What you have to do —
Without the pictures, write out all the lines below exactly as they appear.

Material for this exercise —
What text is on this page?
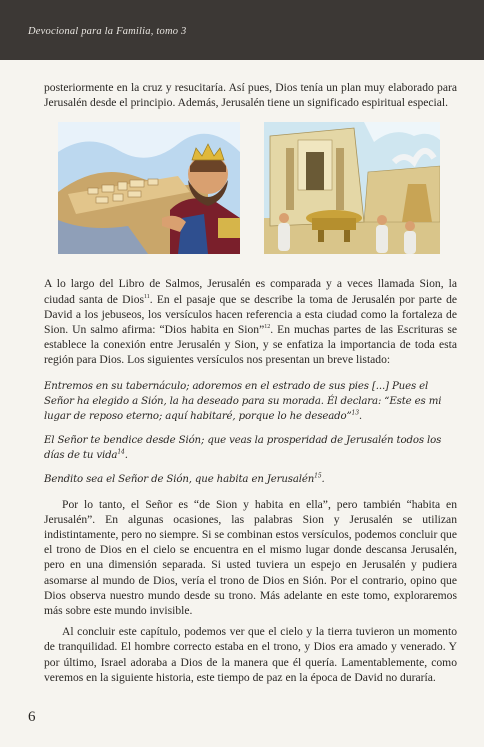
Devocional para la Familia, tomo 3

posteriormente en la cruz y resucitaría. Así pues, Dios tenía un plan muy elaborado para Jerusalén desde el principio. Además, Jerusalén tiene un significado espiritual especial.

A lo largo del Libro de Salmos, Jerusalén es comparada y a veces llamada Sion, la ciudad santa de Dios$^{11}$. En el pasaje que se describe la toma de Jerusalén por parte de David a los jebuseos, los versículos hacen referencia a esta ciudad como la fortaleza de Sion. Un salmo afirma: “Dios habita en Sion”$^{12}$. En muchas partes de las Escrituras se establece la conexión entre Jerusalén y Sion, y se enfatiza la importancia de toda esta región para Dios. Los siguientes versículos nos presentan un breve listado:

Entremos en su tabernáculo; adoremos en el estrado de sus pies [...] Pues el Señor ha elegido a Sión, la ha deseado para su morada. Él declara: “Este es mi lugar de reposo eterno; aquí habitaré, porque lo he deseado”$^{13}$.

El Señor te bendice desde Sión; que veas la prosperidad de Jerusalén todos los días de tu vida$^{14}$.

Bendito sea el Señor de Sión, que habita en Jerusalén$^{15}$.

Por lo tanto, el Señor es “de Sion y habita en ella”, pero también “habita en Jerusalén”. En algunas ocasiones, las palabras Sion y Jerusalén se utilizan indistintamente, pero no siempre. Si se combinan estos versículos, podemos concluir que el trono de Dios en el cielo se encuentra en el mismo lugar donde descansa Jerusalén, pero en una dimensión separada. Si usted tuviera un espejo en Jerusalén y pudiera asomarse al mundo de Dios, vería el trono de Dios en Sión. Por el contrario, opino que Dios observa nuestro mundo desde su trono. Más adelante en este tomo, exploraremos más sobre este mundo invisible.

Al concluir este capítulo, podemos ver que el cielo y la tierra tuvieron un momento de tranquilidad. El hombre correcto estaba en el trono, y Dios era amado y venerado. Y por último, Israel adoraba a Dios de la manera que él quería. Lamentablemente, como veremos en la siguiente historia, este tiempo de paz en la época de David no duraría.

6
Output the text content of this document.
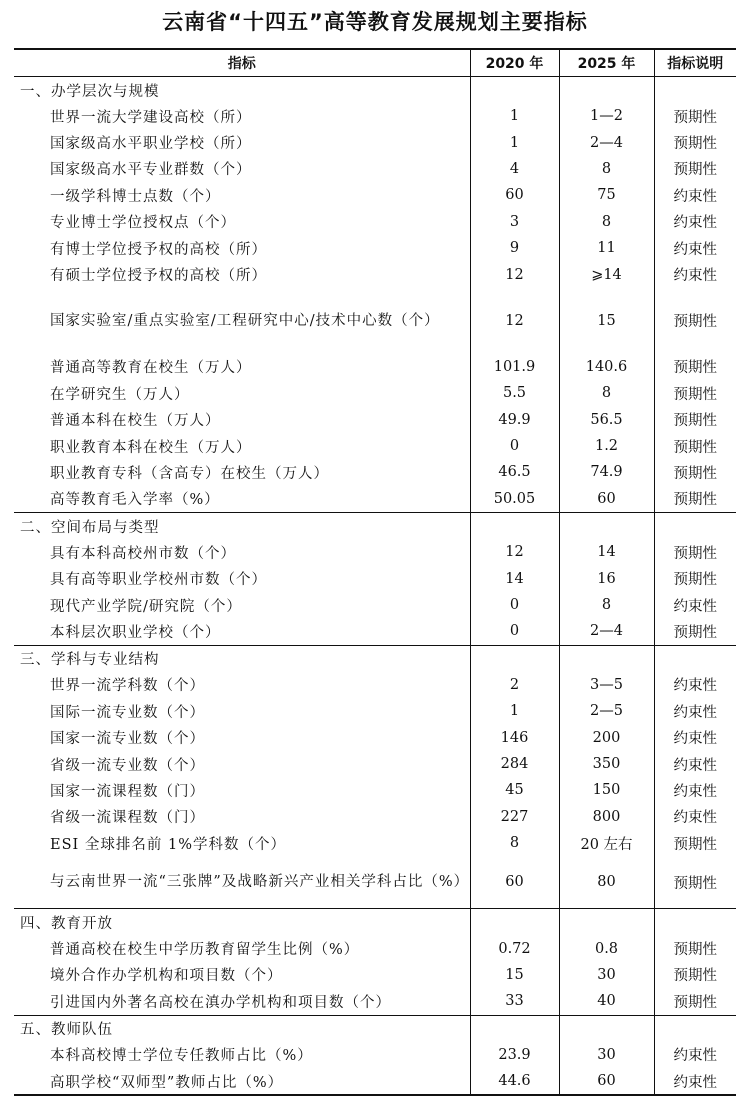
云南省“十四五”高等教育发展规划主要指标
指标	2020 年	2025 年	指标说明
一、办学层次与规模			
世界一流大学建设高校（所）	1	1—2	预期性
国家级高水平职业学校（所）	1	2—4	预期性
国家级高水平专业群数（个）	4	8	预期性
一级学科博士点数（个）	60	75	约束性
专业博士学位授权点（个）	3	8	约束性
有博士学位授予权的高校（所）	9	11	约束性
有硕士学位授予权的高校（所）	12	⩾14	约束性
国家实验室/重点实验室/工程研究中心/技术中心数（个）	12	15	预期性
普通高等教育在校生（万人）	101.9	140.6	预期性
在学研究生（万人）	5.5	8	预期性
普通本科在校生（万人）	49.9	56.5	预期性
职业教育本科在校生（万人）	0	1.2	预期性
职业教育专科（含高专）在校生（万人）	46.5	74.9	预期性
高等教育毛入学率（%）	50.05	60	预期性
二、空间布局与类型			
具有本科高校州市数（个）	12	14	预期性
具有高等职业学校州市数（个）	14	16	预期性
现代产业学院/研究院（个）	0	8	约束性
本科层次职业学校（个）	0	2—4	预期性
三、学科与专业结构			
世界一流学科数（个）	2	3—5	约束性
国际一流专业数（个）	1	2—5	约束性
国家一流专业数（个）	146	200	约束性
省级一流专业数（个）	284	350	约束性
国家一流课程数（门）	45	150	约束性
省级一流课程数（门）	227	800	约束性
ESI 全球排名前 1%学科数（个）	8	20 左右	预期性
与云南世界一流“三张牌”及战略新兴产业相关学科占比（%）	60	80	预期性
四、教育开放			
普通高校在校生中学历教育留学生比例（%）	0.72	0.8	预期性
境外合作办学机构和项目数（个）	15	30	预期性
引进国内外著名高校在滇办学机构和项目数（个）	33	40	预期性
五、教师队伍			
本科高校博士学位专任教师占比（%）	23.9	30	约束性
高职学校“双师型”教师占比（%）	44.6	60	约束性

Full response —
What text is on this page?
Devocional para la Familia, tomo 3

posteriormente en la cruz y resucitaría. Así pues, Dios tenía un plan muy elaborado para Jerusalén desde el principio. Además, Jerusalén tiene un significado espiritual especial.

A lo largo del Libro de Salmos, Jerusalén es comparada y a veces llamada Sion, la ciudad santa de Dios$^{11}$. En el pasaje que se describe la toma de Jerusalén por parte de David a los jebuseos, los versículos hacen referencia a esta ciudad como la fortaleza de Sion. Un salmo afirma: “Dios habita en Sion”$^{12}$. En muchas partes de las Escrituras se establece la conexión entre Jerusalén y Sion, y se enfatiza la importancia de toda esta región para Dios. Los siguientes versículos nos presentan un breve listado:

Entremos en su tabernáculo; adoremos en el estrado de sus pies [...] Pues el Señor ha elegido a Sión, la ha deseado para su morada. Él declara: “Este es mi lugar de reposo eterno; aquí habitaré, porque lo he deseado”$^{13}$.

El Señor te bendice desde Sión; que veas la prosperidad de Jerusalén todos los días de tu vida$^{14}$.

Bendito sea el Señor de Sión, que habita en Jerusalén$^{15}$.

Por lo tanto, el Señor es “de Sion y habita en ella”, pero también “habita en Jerusalén”. En algunas ocasiones, las palabras Sion y Jerusalén se utilizan indistintamente, pero no siempre. Si se combinan estos versículos, podemos concluir que el trono de Dios en el cielo se encuentra en el mismo lugar donde descansa Jerusalén, pero en una dimensión separada. Si usted tuviera un espejo en Jerusalén y pudiera asomarse al mundo de Dios, vería el trono de Dios en Sión. Por el contrario, opino que Dios observa nuestro mundo desde su trono. Más adelante en este tomo, exploraremos más sobre este mundo invisible.

Al concluir este capítulo, podemos ver que el cielo y la tierra tuvieron un momento de tranquilidad. El hombre correcto estaba en el trono, y Dios era amado y venerado. Y por último, Israel adoraba a Dios de la manera que él quería. Lamentablemente, como veremos en la siguiente historia, este tiempo de paz en la época de David no duraría.

6
Output the text content of this document.
云南省“十四五”高等教育发展规划主要指标
指标	2020 年	2025 年	指标说明
一、办学层次与规模			
世界一流大学建设高校（所）	1	1—2	预期性
国家级高水平职业学校（所）	1	2—4	预期性
国家级高水平专业群数（个）	4	8	预期性
一级学科博士点数（个）	60	75	约束性
专业博士学位授权点（个）	3	8	约束性
有博士学位授予权的高校（所）	9	11	约束性
有硕士学位授予权的高校（所）	12	⩾14	约束性
国家实验室/重点实验室/工程研究中心/技术中心数（个）	12	15	预期性
普通高等教育在校生（万人）	101.9	140.6	预期性
在学研究生（万人）	5.5	8	预期性
普通本科在校生（万人）	49.9	56.5	预期性
职业教育本科在校生（万人）	0	1.2	预期性
职业教育专科（含高专）在校生（万人）	46.5	74.9	预期性
高等教育毛入学率（%）	50.05	60	预期性
二、空间布局与类型			
具有本科高校州市数（个）	12	14	预期性
具有高等职业学校州市数（个）	14	16	预期性
现代产业学院/研究院（个）	0	8	约束性
本科层次职业学校（个）	0	2—4	预期性
三、学科与专业结构			
世界一流学科数（个）	2	3—5	约束性
国际一流专业数（个）	1	2—5	约束性
国家一流专业数（个）	146	200	约束性
省级一流专业数（个）	284	350	约束性
国家一流课程数（门）	45	150	约束性
省级一流课程数（门）	227	800	约束性
ESI 全球排名前 1%学科数（个）	8	20 左右	预期性
与云南世界一流“三张牌”及战略新兴产业相关学科占比（%）	60	80	预期性
四、教育开放			
普通高校在校生中学历教育留学生比例（%）	0.72	0.8	预期性
境外合作办学机构和项目数（个）	15	30	预期性
引进国内外著名高校在滇办学机构和项目数（个）	33	40	预期性
五、教师队伍			
本科高校博士学位专任教师占比（%）	23.9	30	约束性
高职学校“双师型”教师占比（%）	44.6	60	约束性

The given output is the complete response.